• [Short problem]:
Rewrite the records from the start up to and including the line with "legend-label: Male [307, 57, 345, 76]", putting "value-label" in place of "data-label" and leaving everything else unchanged.

Rows from a layout dataset:
◇ ◇ ◇ ◇ ◇

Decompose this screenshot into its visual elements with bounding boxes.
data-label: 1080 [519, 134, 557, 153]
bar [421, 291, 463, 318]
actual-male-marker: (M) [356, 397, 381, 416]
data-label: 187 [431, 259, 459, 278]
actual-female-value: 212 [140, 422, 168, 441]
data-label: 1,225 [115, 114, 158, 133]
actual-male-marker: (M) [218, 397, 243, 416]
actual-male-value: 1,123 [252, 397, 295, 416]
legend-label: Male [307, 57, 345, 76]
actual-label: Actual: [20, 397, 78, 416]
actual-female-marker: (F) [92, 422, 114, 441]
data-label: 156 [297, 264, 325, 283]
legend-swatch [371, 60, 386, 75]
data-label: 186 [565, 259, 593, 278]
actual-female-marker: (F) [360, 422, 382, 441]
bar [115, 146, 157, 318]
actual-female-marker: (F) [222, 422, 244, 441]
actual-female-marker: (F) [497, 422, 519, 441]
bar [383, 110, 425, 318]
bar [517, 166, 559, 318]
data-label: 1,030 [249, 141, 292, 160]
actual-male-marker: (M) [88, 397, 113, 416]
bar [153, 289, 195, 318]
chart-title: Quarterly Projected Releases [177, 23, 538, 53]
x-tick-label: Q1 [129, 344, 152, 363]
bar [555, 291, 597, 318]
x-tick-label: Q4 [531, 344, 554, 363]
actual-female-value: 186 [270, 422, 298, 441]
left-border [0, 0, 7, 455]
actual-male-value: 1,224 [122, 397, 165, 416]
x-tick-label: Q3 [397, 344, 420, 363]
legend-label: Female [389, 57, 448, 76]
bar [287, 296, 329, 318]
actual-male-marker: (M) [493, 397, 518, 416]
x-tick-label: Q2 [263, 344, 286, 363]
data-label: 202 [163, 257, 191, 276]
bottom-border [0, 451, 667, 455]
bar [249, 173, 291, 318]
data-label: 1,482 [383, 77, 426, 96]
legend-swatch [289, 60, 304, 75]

◇ ◇ ◇ ◇ ◇

• [Task result]:
Decompose this screenshot into its visual elements with bounding boxes.
value-label: 1080 [519, 134, 557, 153]
bar [421, 291, 463, 318]
actual-male-marker: (M) [356, 397, 381, 416]
value-label: 187 [431, 259, 459, 278]
actual-female-value: 212 [140, 422, 168, 441]
value-label: 1,225 [115, 114, 158, 133]
actual-male-marker: (M) [218, 397, 243, 416]
actual-male-value: 1,123 [252, 397, 295, 416]
legend-label: Male [307, 57, 345, 76]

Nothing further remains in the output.